§ **EXTRACTED RECORDS**:
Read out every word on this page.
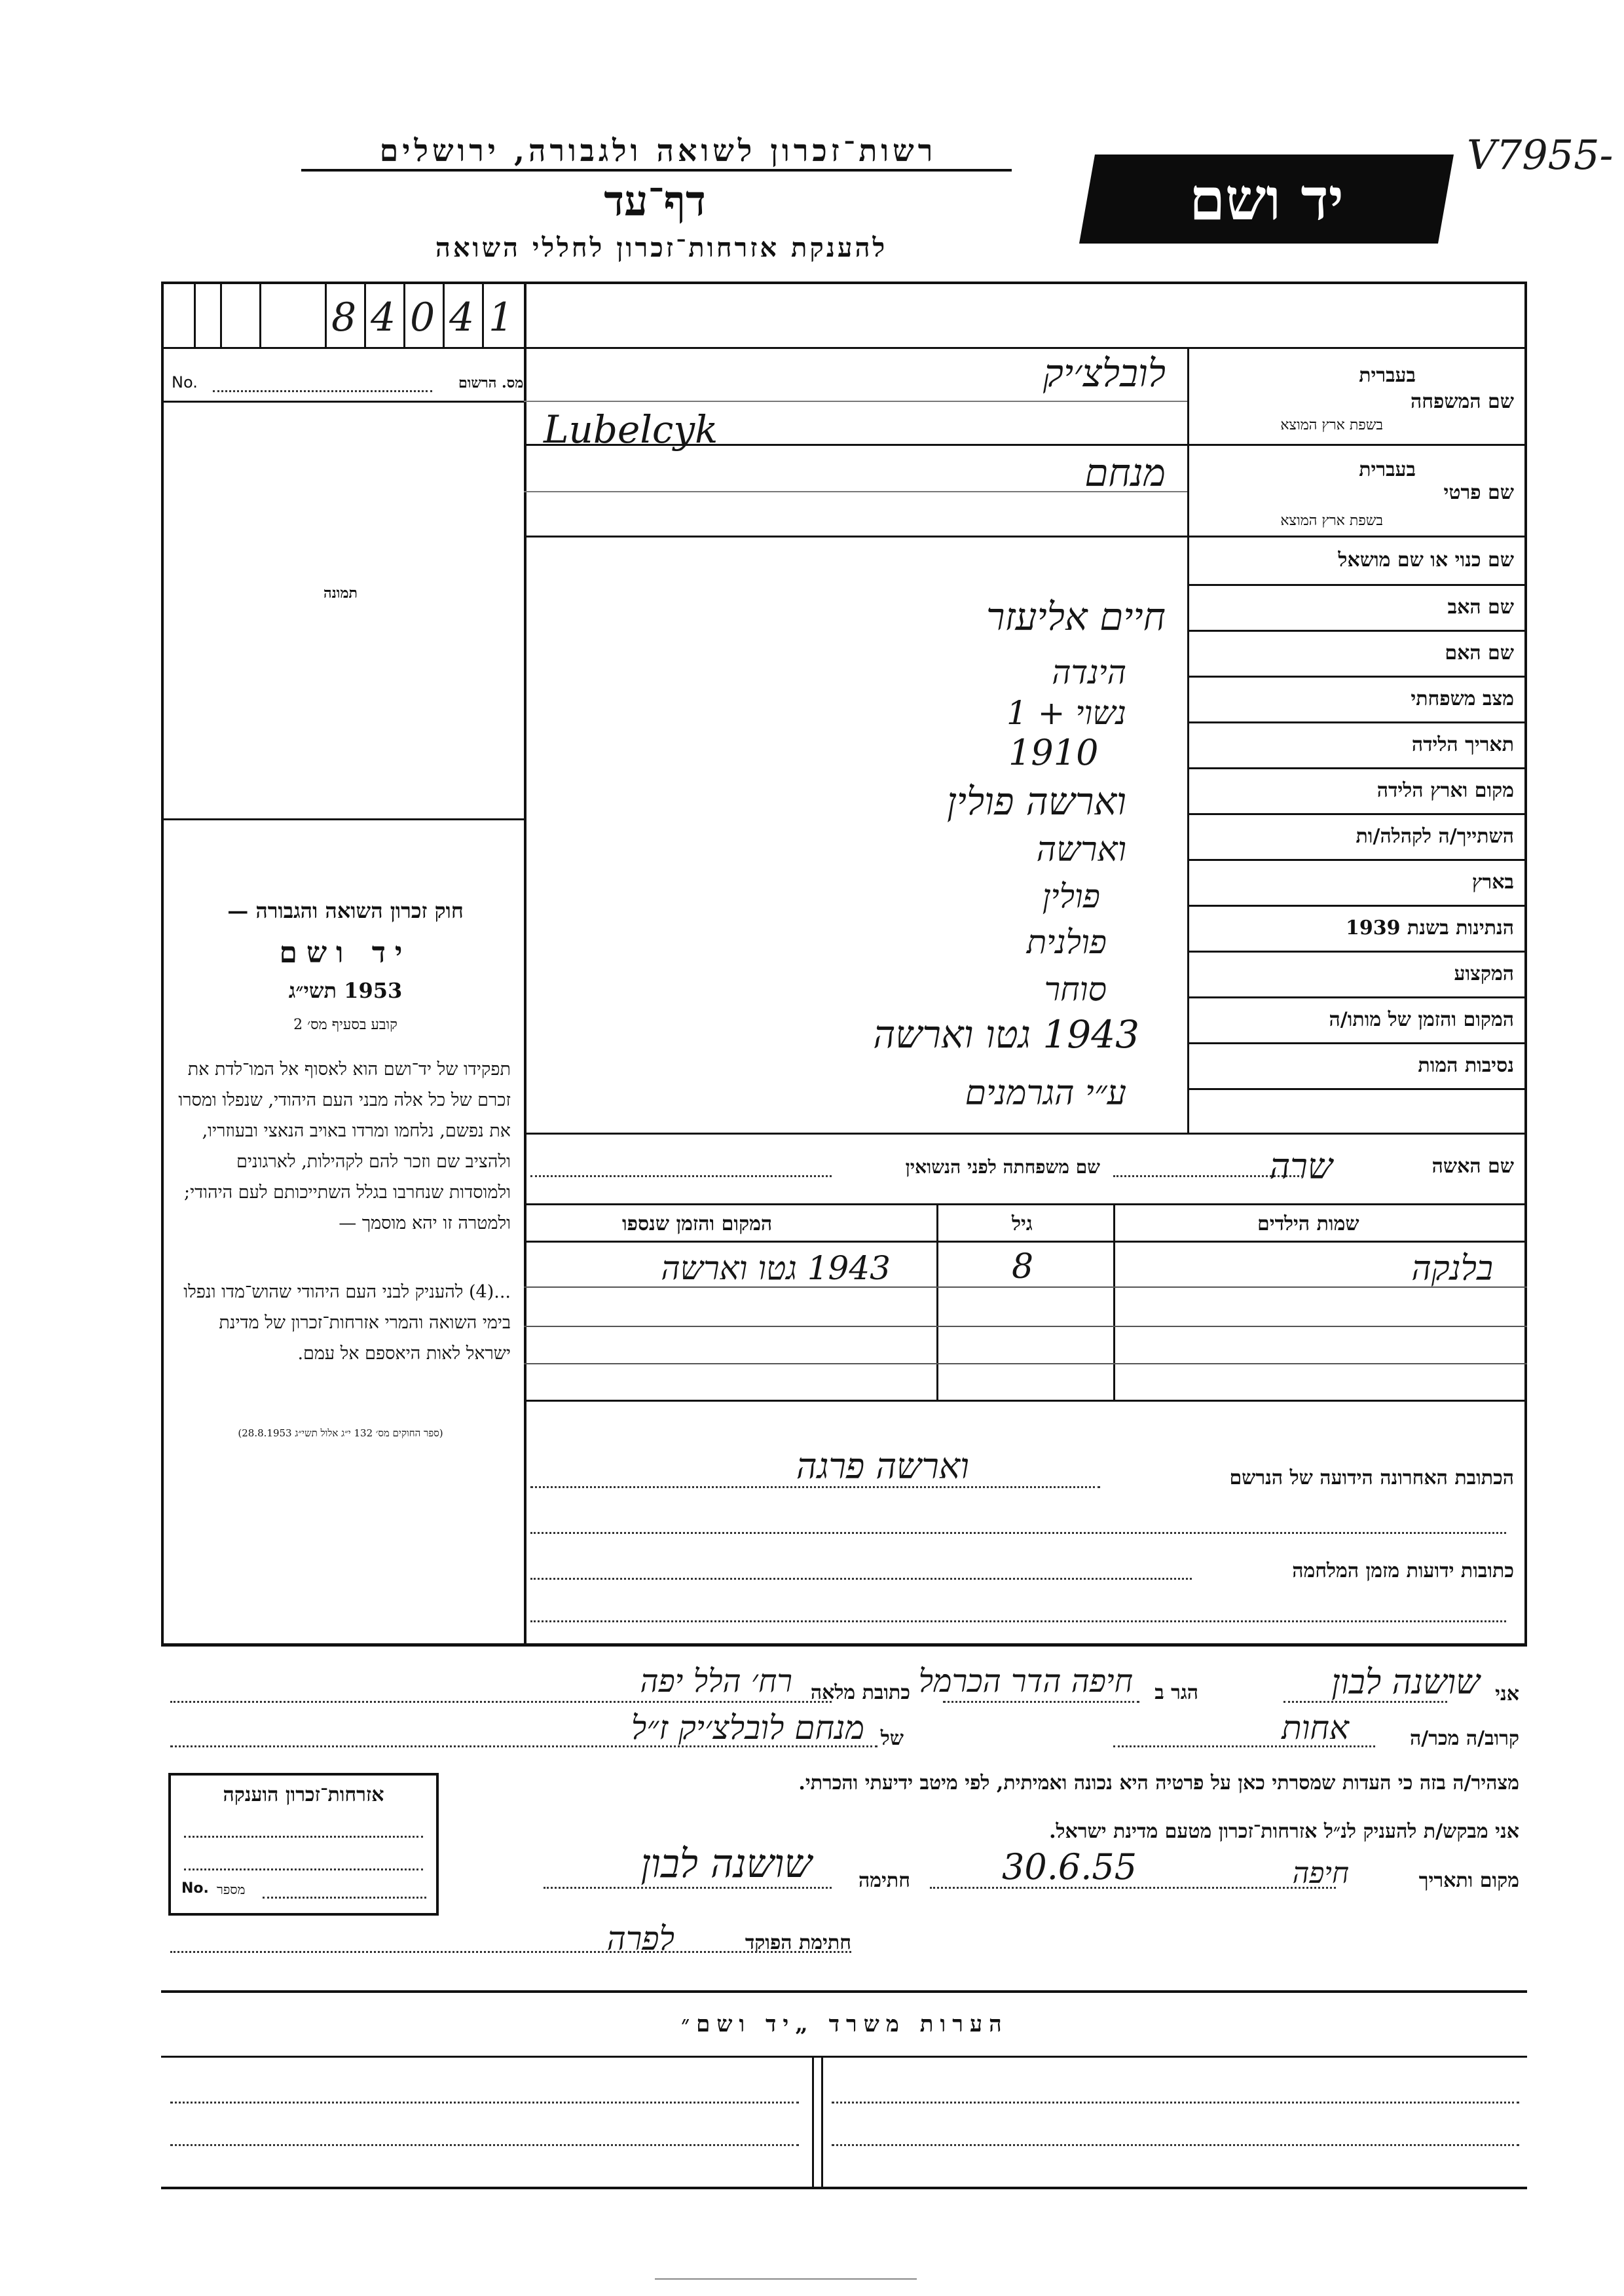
רשות־זכרון לשואה ולגבורה, ירושלים
דף־עד
להענקת אזרחות־זכרון לחללי השואה
יד ושם
V7955-
8 4 0 4 1
מס. הרשום
No.
תמונה
חוק זכרון השואה והגבורה —
יד ושם
1953 תשי״ג
קובע בסעיף מס׳ 2
תפקידו של יד־ושם הוא לאסוף אל המו־לדת את זכרם של כל אלה מבני העם היהודי, שנפלו ומסרו את נפשם, נלחמו ומרדו באויב הנאצי ובעוזריו, ולהציב שם וזכר להם לקהילות, לארגונים ולמוסדות שנחרבו בגלל השתייכותם לעם היהודי; ולמטרה זו יהא מוסמך —
...(4) להעניק לבני העם היהודי שהוש־מדו ונפלו בימי השואה והמרי אזרחות־זכרון של מדינת ישראל לאות היאספם אל עמם.
(ספר החוקים מס׳ 132 י״ג אלול תשי״ג 28.8.1953)
שם המשפחה
בעברית
בשפת ארץ המוצא
שם פרטי
בעברית
בשפת ארץ המוצא
שם כנוי או שם מושאל
שם האב
שם האם
מצב משפחתי
תאריך הלידה
מקום וארץ הלידה
השתייך/ה לקהלה/ות
בארץ
הנתינות בשנת 1939
המקצוע
המקום והזמן של מותו/ה
נסיבות המות
לובלצ׳יק
Lubelcyk
מנחם
חיים אליעזר
הינדה
נשוי + 1
1910
וארשה פולין
וארשה
פולין
פולנית
סוחר
1943 גטו וארשה
ע״י הגרמנים
שם האשה
שרה
שם משפחתה לפני הנשואין
שמות הילדים
גיל
המקום והזמן שנספו
בלנקה
8
1943 גטו וארשה
הכתובת האחרונה הידועה של הנרשם
וארשה פרגה
כתובות ידועות מזמן המלחמה
אני
שושנה לבון
הגר ב
חיפה הדר הכרמל
כתובת מלאה
רח׳ הלל יפה
קרוב/ה מכר/ה
אחות
של
מנחם לובלצ׳יק ז״ל
מצהיר/ה בזה כי העדות שמסרתי כאן על פרטיה היא נכונה ואמיתית, לפי מיטב ידיעתי והכרתי.
אני מבקש/ת להעניק לנ״ל אזרחות־זכרון מטעם מדינת ישראל.
מקום ותאריך
חיפה
30.6.55
חתימה
שושנה לבון
חתימת הפוקד
לפרה
אזרחות־זכרון הוענקה
No. מספר
הערות משרד „יד ושם״
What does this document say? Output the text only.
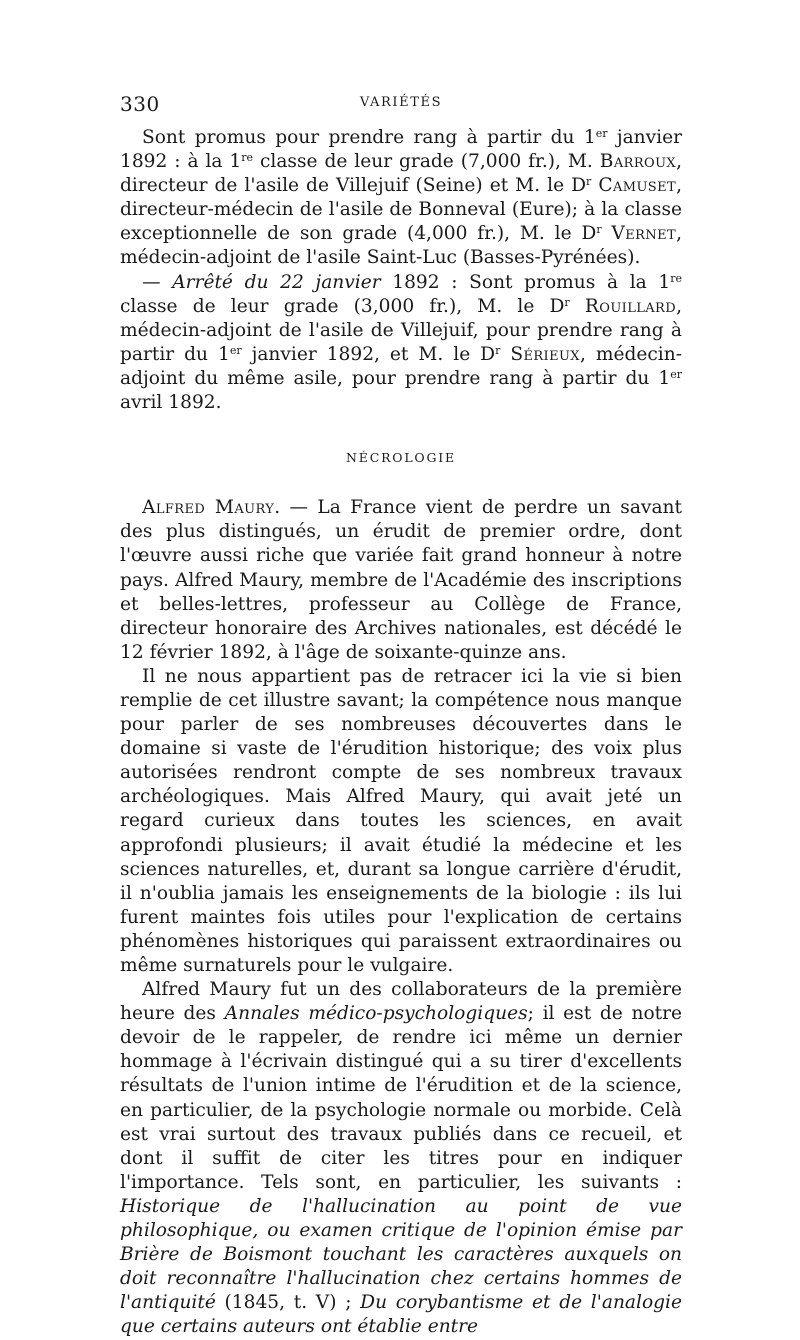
330	VARIÉTÉS

Sont promus pour prendre rang à partir du 1er janvier 1892 : à la 1re classe de leur grade (7,000 fr.), M. Barroux, directeur de l'asile de Villejuif (Seine) et M. le $D^r$ Camuset, directeur-médecin de l'asile de Bonneval (Eure); à la classe exceptionnelle de son grade (4,000 fr.), M. le $D^r$ Vernet, médecin-adjoint de l'asile Saint-Luc (Basses-Pyrénées).

— Arrêté du 22 janvier 1892 : Sont promus à la 1re classe de leur grade (3,000 fr.), M. le $D^r$ Rouillard, médecin-adjoint de l'asile de Villejuif, pour prendre rang à partir du 1er janvier 1892, et M. le $D^r$ Sérieux, médecin-adjoint du même asile, pour prendre rang à partir du 1er avril 1892.

NÉCROLOGIE

Alfred Maury. — La France vient de perdre un savant des plus distingués, un érudit de premier ordre, dont l'œuvre aussi riche que variée fait grand honneur à notre pays. Alfred Maury, membre de l'Académie des inscriptions et belles-lettres, professeur au Collège de France, directeur honoraire des Archives nationales, est décédé le 12 février 1892, à l'âge de soixante-quinze ans.

Il ne nous appartient pas de retracer ici la vie si bien remplie de cet illustre savant; la compétence nous manque pour parler de ses nombreuses découvertes dans le domaine si vaste de l'érudition historique; des voix plus autorisées rendront compte de ses nombreux travaux archéologiques. Mais Alfred Maury, qui avait jeté un regard curieux dans toutes les sciences, en avait approfondi plusieurs; il avait étudié la médecine et les sciences naturelles, et, durant sa longue carrière d'érudit, il n'oublia jamais les enseignements de la biologie : ils lui furent maintes fois utiles pour l'explication de certains phénomènes historiques qui paraissent extraordinaires ou même surnaturels pour le vulgaire.

Alfred Maury fut un des collaborateurs de la première heure des Annales médico-psychologiques; il est de notre devoir de le rappeler, de rendre ici même un dernier hommage à l'écrivain distingué qui a su tirer d'excellents résultats de l'union intime de l'érudition et de la science, en particulier, de la psychologie normale ou morbide. Celà est vrai surtout des travaux publiés dans ce recueil, et dont il suffit de citer les titres pour en indiquer l'importance. Tels sont, en particulier, les suivants : Historique de l'hallucination au point de vue philosophique, ou examen critique de l'opinion émise par Brière de Boismont touchant les caractères auxquels on doit reconnaître l'hallucination chez certains hommes de l'antiquité (1845, t. V) ; Du corybantisme et de l'analogie que certains auteurs ont établie entre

§ **AIM OF THE EXERCISE**:
Would you return the data exactly as written, without the pictures?

§ **RESULT OF THE TASK**:
Read out every word on this page.
רשות־זכרון לשואה ולגבורה, ירושלים
דף־עד
להענקת אזרחות־זכרון לחללי השואה
יד ושם
V7955-
8 4 0 4 1
מס. הרשום
No.
תמונה
חוק זכרון השואה והגבורה —
יד ושם
1953 תשי״ג
קובע בסעיף מס׳ 2
תפקידו של יד־ושם הוא לאסוף אל המו־לדת את זכרם של כל אלה מבני העם היהודי, שנפלו ומסרו את נפשם, נלחמו ומרדו באויב הנאצי ובעוזריו, ולהציב שם וזכר להם לקהילות, לארגונים ולמוסדות שנחרבו בגלל השתייכותם לעם היהודי; ולמטרה זו יהא מוסמך —
...(4) להעניק לבני העם היהודי שהוש־מדו ונפלו בימי השואה והמרי אזרחות־זכרון של מדינת ישראל לאות היאספם אל עמם.
(ספר החוקים מס׳ 132 י״ג אלול תשי״ג 28.8.1953)
שם המשפחה
בעברית
בשפת ארץ המוצא
שם פרטי
בעברית
בשפת ארץ המוצא
שם כנוי או שם מושאל
שם האב
שם האם
מצב משפחתי
תאריך הלידה
מקום וארץ הלידה
השתייך/ה לקהלה/ות
בארץ
הנתינות בשנת 1939
המקצוע
המקום והזמן של מותו/ה
נסיבות המות
לובלצ׳יק
Lubelcyk
מנחם
חיים אליעזר
הינדה
נשוי + 1
1910
וארשה פולין
וארשה
פולין
פולנית
סוחר
1943 גטו וארשה
ע״י הגרמנים
שם האשה
שרה
שם משפחתה לפני הנשואין
שמות הילדים
גיל
המקום והזמן שנספו
בלנקה
8
1943 גטו וארשה
הכתובת האחרונה הידועה של הנרשם
וארשה פרגה
כתובות ידועות מזמן המלחמה
אני
שושנה לבון
הגר ב
חיפה הדר הכרמל
כתובת מלאה
רח׳ הלל יפה
קרוב/ה מכר/ה
אחות
של
מנחם לובלצ׳יק ז״ל
מצהיר/ה בזה כי העדות שמסרתי כאן על פרטיה היא נכונה ואמיתית, לפי מיטב ידיעתי והכרתי.
אני מבקש/ת להעניק לנ״ל אזרחות־זכרון מטעם מדינת ישראל.
מקום ותאריך
חיפה
30.6.55
חתימה
שושנה לבון
חתימת הפוקד
לפרה
אזרחות־זכרון הוענקה
No. מספר
הערות משרד „יד ושם״
What does this document say? Output the text only.
330	VARIÉTÉS

Sont promus pour prendre rang à partir du 1er janvier 1892 : à la 1re classe de leur grade (7,000 fr.), M. Barroux, directeur de l'asile de Villejuif (Seine) et M. le $D^r$ Camuset, directeur-médecin de l'asile de Bonneval (Eure); à la classe exceptionnelle de son grade (4,000 fr.), M. le $D^r$ Vernet, médecin-adjoint de l'asile Saint-Luc (Basses-Pyrénées).

— Arrêté du 22 janvier 1892 : Sont promus à la 1re classe de leur grade (3,000 fr.), M. le $D^r$ Rouillard, médecin-adjoint de l'asile de Villejuif, pour prendre rang à partir du 1er janvier 1892, et M. le $D^r$ Sérieux, médecin-adjoint du même asile, pour prendre rang à partir du 1er avril 1892.

NÉCROLOGIE

Alfred Maury. — La France vient de perdre un savant des plus distingués, un érudit de premier ordre, dont l'œuvre aussi riche que variée fait grand honneur à notre pays. Alfred Maury, membre de l'Académie des inscriptions et belles-lettres, professeur au Collège de France, directeur honoraire des Archives nationales, est décédé le 12 février 1892, à l'âge de soixante-quinze ans.

Il ne nous appartient pas de retracer ici la vie si bien remplie de cet illustre savant; la compétence nous manque pour parler de ses nombreuses découvertes dans le domaine si vaste de l'érudition historique; des voix plus autorisées rendront compte de ses nombreux travaux archéologiques. Mais Alfred Maury, qui avait jeté un regard curieux dans toutes les sciences, en avait approfondi plusieurs; il avait étudié la médecine et les sciences naturelles, et, durant sa longue carrière d'érudit, il n'oublia jamais les enseignements de la biologie : ils lui furent maintes fois utiles pour l'explication de certains phénomènes historiques qui paraissent extraordinaires ou même surnaturels pour le vulgaire.

Alfred Maury fut un des collaborateurs de la première heure des Annales médico-psychologiques; il est de notre devoir de le rappeler, de rendre ici même un dernier hommage à l'écrivain distingué qui a su tirer d'excellents résultats de l'union intime de l'érudition et de la science, en particulier, de la psychologie normale ou morbide. Celà est vrai surtout des travaux publiés dans ce recueil, et dont il suffit de citer les titres pour en indiquer l'importance. Tels sont, en particulier, les suivants : Historique de l'hallucination au point de vue philosophique, ou examen critique de l'opinion émise par Brière de Boismont touchant les caractères auxquels on doit reconnaître l'hallucination chez certains hommes de l'antiquité (1845, t. V) ; Du corybantisme et de l'analogie que certains auteurs ont établie entre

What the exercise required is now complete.